Items:
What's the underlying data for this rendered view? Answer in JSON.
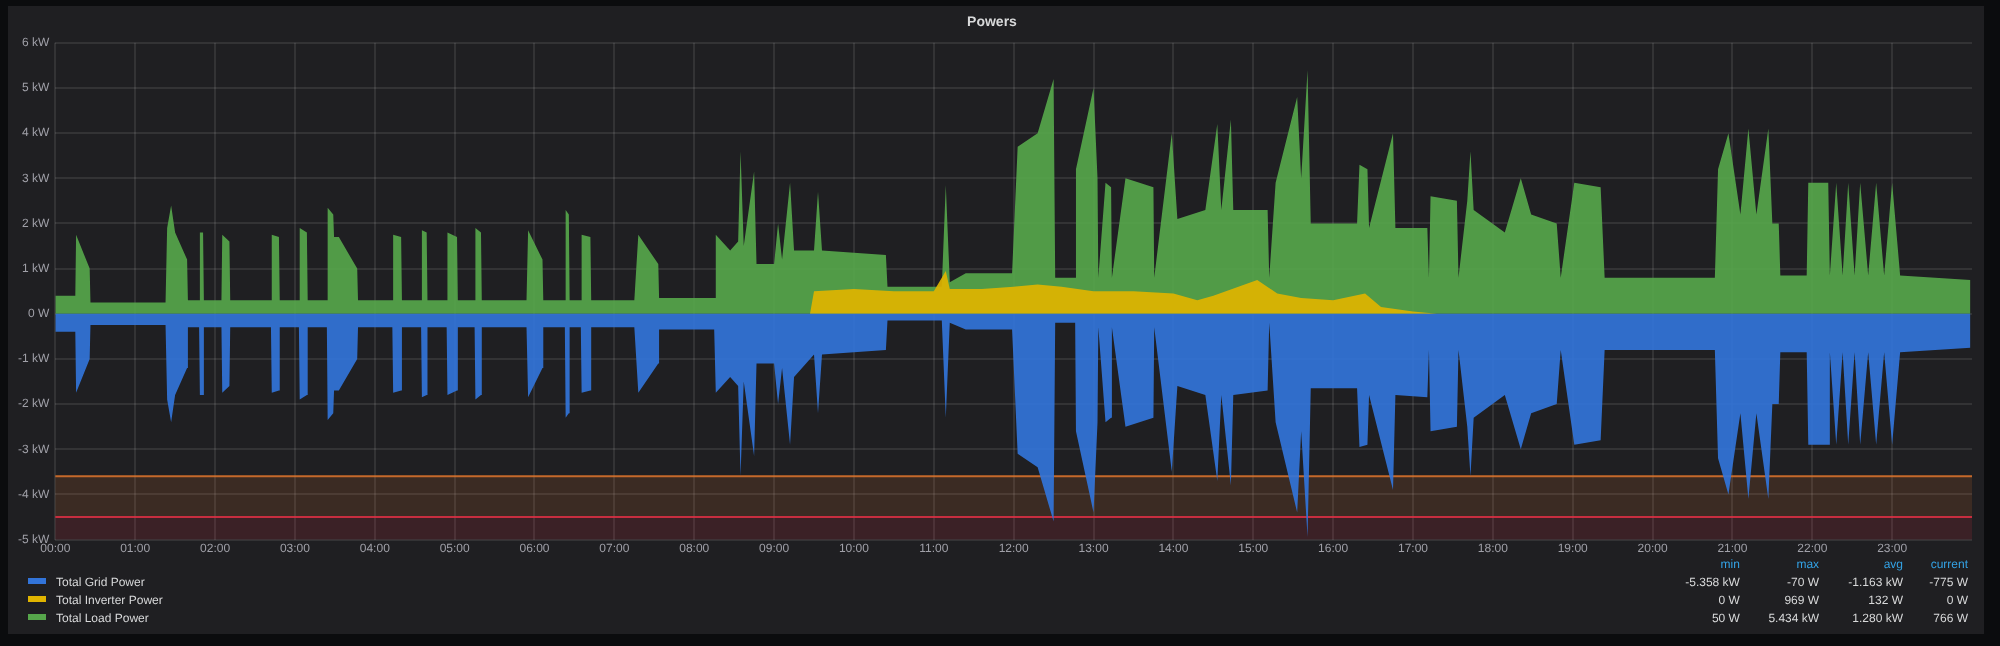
{
  "chart_data": {
    "type": "area",
    "title": "Powers",
    "x": [
      0,
      0.25,
      0.26,
      0.43,
      0.44,
      1.38,
      1.4,
      1.45,
      1.5,
      1.65,
      1.66,
      1.8,
      1.81,
      1.85,
      1.86,
      2.08,
      2.09,
      2.18,
      2.19,
      2.7,
      2.71,
      2.8,
      2.81,
      3.05,
      3.06,
      3.15,
      3.16,
      3.4,
      3.41,
      3.48,
      3.49,
      3.55,
      3.78,
      3.79,
      4.22,
      4.23,
      4.33,
      4.34,
      4.58,
      4.59,
      4.65,
      4.66,
      4.9,
      4.91,
      5.03,
      5.04,
      5.25,
      5.26,
      5.33,
      5.34,
      5.9,
      5.92,
      6.1,
      6.11,
      6.38,
      6.39,
      6.43,
      6.44,
      6.58,
      6.59,
      6.7,
      6.71,
      7.25,
      7.3,
      7.55,
      7.56,
      8.25,
      8.27,
      8.45,
      8.55,
      8.58,
      8.62,
      8.75,
      8.78,
      9.0,
      9.05,
      9.1,
      9.2,
      9.25,
      9.5,
      9.55,
      9.6,
      10.4,
      10.42,
      11.1,
      11.15,
      11.2,
      11.4,
      11.98,
      12.05,
      12.3,
      12.5,
      12.52,
      12.77,
      12.78,
      13.0,
      13.05,
      13.06,
      13.15,
      13.22,
      13.23,
      13.4,
      13.75,
      13.76,
      13.98,
      14.05,
      14.4,
      14.55,
      14.6,
      14.72,
      14.75,
      15.18,
      15.2,
      15.28,
      15.55,
      15.6,
      15.68,
      15.72,
      16.3,
      16.33,
      16.43,
      16.45,
      16.75,
      16.78,
      17.18,
      17.2,
      17.22,
      17.55,
      17.57,
      17.68,
      17.72,
      17.76,
      18.15,
      18.35,
      18.48,
      18.8,
      18.85,
      19.02,
      19.35,
      19.4,
      20.78,
      20.82,
      20.95,
      21.1,
      21.2,
      21.3,
      21.45,
      21.5,
      21.58,
      21.6,
      21.93,
      21.95,
      22.2,
      22.22,
      22.3,
      22.38,
      22.45,
      22.53,
      22.6,
      22.7,
      22.8,
      22.9,
      23.0,
      23.1,
      23.98
    ],
    "series": [
      {
        "name": "Total Grid Power",
        "color": "#3274d9",
        "values": [
          -0.4,
          -0.4,
          -1.75,
          -1.0,
          -0.25,
          -0.25,
          -1.9,
          -2.4,
          -1.8,
          -1.2,
          -0.3,
          -0.3,
          -1.8,
          -1.8,
          -0.3,
          -0.3,
          -1.75,
          -1.6,
          -0.3,
          -0.3,
          -1.75,
          -1.7,
          -0.3,
          -0.3,
          -1.9,
          -1.8,
          -0.3,
          -0.3,
          -2.35,
          -2.2,
          -1.7,
          -1.7,
          -1.0,
          -0.3,
          -0.3,
          -1.75,
          -1.7,
          -0.3,
          -0.3,
          -1.85,
          -1.8,
          -0.3,
          -0.3,
          -1.8,
          -1.7,
          -0.3,
          -0.3,
          -1.9,
          -1.8,
          -0.3,
          -0.3,
          -1.85,
          -1.2,
          -0.3,
          -0.3,
          -2.3,
          -2.2,
          -0.3,
          -0.3,
          -1.75,
          -1.7,
          -0.3,
          -0.3,
          -1.75,
          -1.1,
          -0.35,
          -0.35,
          -1.75,
          -1.4,
          -1.6,
          -3.6,
          -1.5,
          -3.15,
          -1.1,
          -1.1,
          -2.0,
          -1.2,
          -2.9,
          -1.4,
          -0.9,
          -2.2,
          -0.9,
          -0.8,
          -0.15,
          -0.15,
          -2.3,
          -0.2,
          -0.35,
          -0.35,
          -3.1,
          -3.4,
          -4.6,
          -0.2,
          -0.2,
          -2.6,
          -4.4,
          -2.4,
          -0.3,
          -2.4,
          -2.3,
          -0.3,
          -2.5,
          -2.3,
          -0.3,
          -3.5,
          -1.6,
          -1.8,
          -3.7,
          -1.8,
          -3.8,
          -1.8,
          -1.7,
          -0.2,
          -2.4,
          -4.4,
          -2.6,
          -4.95,
          -1.65,
          -1.65,
          -2.95,
          -2.9,
          -1.8,
          -3.9,
          -1.8,
          -1.85,
          -0.8,
          -2.6,
          -2.5,
          -0.8,
          -2.5,
          -3.6,
          -2.3,
          -1.8,
          -3.0,
          -2.2,
          -2.0,
          -0.8,
          -2.9,
          -2.8,
          -0.8,
          -0.8,
          -3.2,
          -4.0,
          -2.2,
          -4.1,
          -2.2,
          -4.1,
          -2.0,
          -2.0,
          -0.85,
          -0.85,
          -2.9,
          -2.9,
          -0.85,
          -2.9,
          -0.85,
          -2.9,
          -0.85,
          -2.9,
          -0.85,
          -2.9,
          -0.85,
          -2.9,
          -0.85,
          -0.75
        ]
      },
      {
        "name": "Total Inverter Power",
        "color": "#e0b400",
        "x": [
          0,
          9.45,
          9.5,
          10,
          10.5,
          11,
          11.15,
          11.2,
          11.6,
          12,
          12.3,
          12.6,
          13,
          13.5,
          14,
          14.3,
          14.5,
          15.05,
          15.3,
          15.6,
          16,
          16.4,
          16.6,
          17.0,
          17.2,
          17.3,
          23.98
        ],
        "values": [
          0,
          0,
          0.5,
          0.55,
          0.5,
          0.5,
          0.95,
          0.55,
          0.55,
          0.6,
          0.65,
          0.6,
          0.5,
          0.5,
          0.45,
          0.3,
          0.4,
          0.75,
          0.45,
          0.35,
          0.3,
          0.45,
          0.15,
          0.05,
          0.02,
          0,
          0
        ]
      },
      {
        "name": "Total Load Power",
        "color": "#56a64b",
        "values": [
          0.4,
          0.4,
          1.75,
          1.0,
          0.25,
          0.25,
          1.9,
          2.4,
          1.8,
          1.2,
          0.3,
          0.3,
          1.8,
          1.8,
          0.3,
          0.3,
          1.75,
          1.6,
          0.3,
          0.3,
          1.75,
          1.7,
          0.3,
          0.3,
          1.9,
          1.8,
          0.3,
          0.3,
          2.35,
          2.2,
          1.7,
          1.7,
          1.0,
          0.3,
          0.3,
          1.75,
          1.7,
          0.3,
          0.3,
          1.85,
          1.8,
          0.3,
          0.3,
          1.8,
          1.7,
          0.3,
          0.3,
          1.9,
          1.8,
          0.3,
          0.3,
          1.85,
          1.2,
          0.3,
          0.3,
          2.3,
          2.2,
          0.3,
          0.3,
          1.75,
          1.7,
          0.3,
          0.3,
          1.75,
          1.1,
          0.35,
          0.35,
          1.75,
          1.4,
          1.6,
          3.6,
          1.5,
          3.15,
          1.1,
          1.1,
          2.0,
          1.2,
          2.9,
          1.4,
          1.4,
          2.7,
          1.4,
          1.3,
          0.6,
          0.6,
          2.85,
          0.7,
          0.9,
          0.9,
          3.7,
          4.0,
          5.2,
          0.8,
          0.8,
          3.2,
          5.0,
          3.0,
          0.8,
          2.9,
          2.8,
          0.8,
          3.0,
          2.8,
          0.8,
          4.0,
          2.1,
          2.3,
          4.2,
          2.3,
          4.3,
          2.3,
          2.3,
          0.8,
          2.9,
          4.8,
          3.0,
          5.4,
          2.0,
          2.0,
          3.3,
          3.2,
          1.9,
          4.0,
          1.9,
          1.9,
          0.8,
          2.6,
          2.5,
          0.8,
          2.5,
          3.6,
          2.3,
          1.8,
          3.0,
          2.2,
          2.0,
          0.8,
          2.9,
          2.8,
          0.8,
          0.8,
          3.2,
          4.0,
          2.2,
          4.1,
          2.2,
          4.1,
          2.0,
          2.0,
          0.85,
          0.85,
          2.9,
          2.9,
          0.85,
          2.9,
          0.85,
          2.9,
          0.85,
          2.9,
          0.85,
          2.9,
          0.85,
          2.9,
          0.85,
          0.75
        ]
      }
    ],
    "xlim": [
      0,
      24
    ],
    "xticks": [
      {
        "value": 0,
        "label": "00:00"
      },
      {
        "value": 1,
        "label": "01:00"
      },
      {
        "value": 2,
        "label": "02:00"
      },
      {
        "value": 3,
        "label": "03:00"
      },
      {
        "value": 4,
        "label": "04:00"
      },
      {
        "value": 5,
        "label": "05:00"
      },
      {
        "value": 6,
        "label": "06:00"
      },
      {
        "value": 7,
        "label": "07:00"
      },
      {
        "value": 8,
        "label": "08:00"
      },
      {
        "value": 9,
        "label": "09:00"
      },
      {
        "value": 10,
        "label": "10:00"
      },
      {
        "value": 11,
        "label": "11:00"
      },
      {
        "value": 12,
        "label": "12:00"
      },
      {
        "value": 13,
        "label": "13:00"
      },
      {
        "value": 14,
        "label": "14:00"
      },
      {
        "value": 15,
        "label": "15:00"
      },
      {
        "value": 16,
        "label": "16:00"
      },
      {
        "value": 17,
        "label": "17:00"
      },
      {
        "value": 18,
        "label": "18:00"
      },
      {
        "value": 19,
        "label": "19:00"
      },
      {
        "value": 20,
        "label": "20:00"
      },
      {
        "value": 21,
        "label": "21:00"
      },
      {
        "value": 22,
        "label": "22:00"
      },
      {
        "value": 23,
        "label": "23:00"
      }
    ],
    "ylim": [
      -5,
      6
    ],
    "yticks": [
      {
        "value": -5,
        "label": "-5 kW"
      },
      {
        "value": -4,
        "label": "-4 kW"
      },
      {
        "value": -3,
        "label": "-3 kW"
      },
      {
        "value": -2,
        "label": "-2 kW"
      },
      {
        "value": -1,
        "label": "-1 kW"
      },
      {
        "value": 0,
        "label": "0 W"
      },
      {
        "value": 1,
        "label": "1 kW"
      },
      {
        "value": 2,
        "label": "2 kW"
      },
      {
        "value": 3,
        "label": "3 kW"
      },
      {
        "value": 4,
        "label": "4 kW"
      },
      {
        "value": 5,
        "label": "5 kW"
      },
      {
        "value": 6,
        "label": "6 kW"
      }
    ],
    "bands": [
      {
        "axis": "y",
        "from": -4.5,
        "to": -3.6,
        "color": "#e0752d"
      },
      {
        "axis": "y",
        "from": -5,
        "to": -4.5,
        "color": "#e02f44"
      }
    ],
    "ref_lines": [
      {
        "axis": "y",
        "value": -3.6,
        "color": "#e0752d"
      },
      {
        "axis": "y",
        "value": -4.5,
        "color": "#e02f44"
      }
    ],
    "grid": true,
    "legend": "bottom",
    "marker": "none",
    "annotations": [
      "min",
      "max",
      "avg",
      "current",
      "-5.358 kW",
      "-70 W",
      "-1.163 kW",
      "-775 W",
      "0 W",
      "969 W",
      "132 W",
      "0 W",
      "50 W",
      "5.434 kW",
      "1.280 kW",
      "766 W"
    ]
  }
}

Instructions to follow: Go through the data above and find the lines with the word "Total". Copy each of those lines.

Written solution:
        "name": "Total Grid Power",
        "name": "Total Inverter Power",
        "name": "Total Load Power",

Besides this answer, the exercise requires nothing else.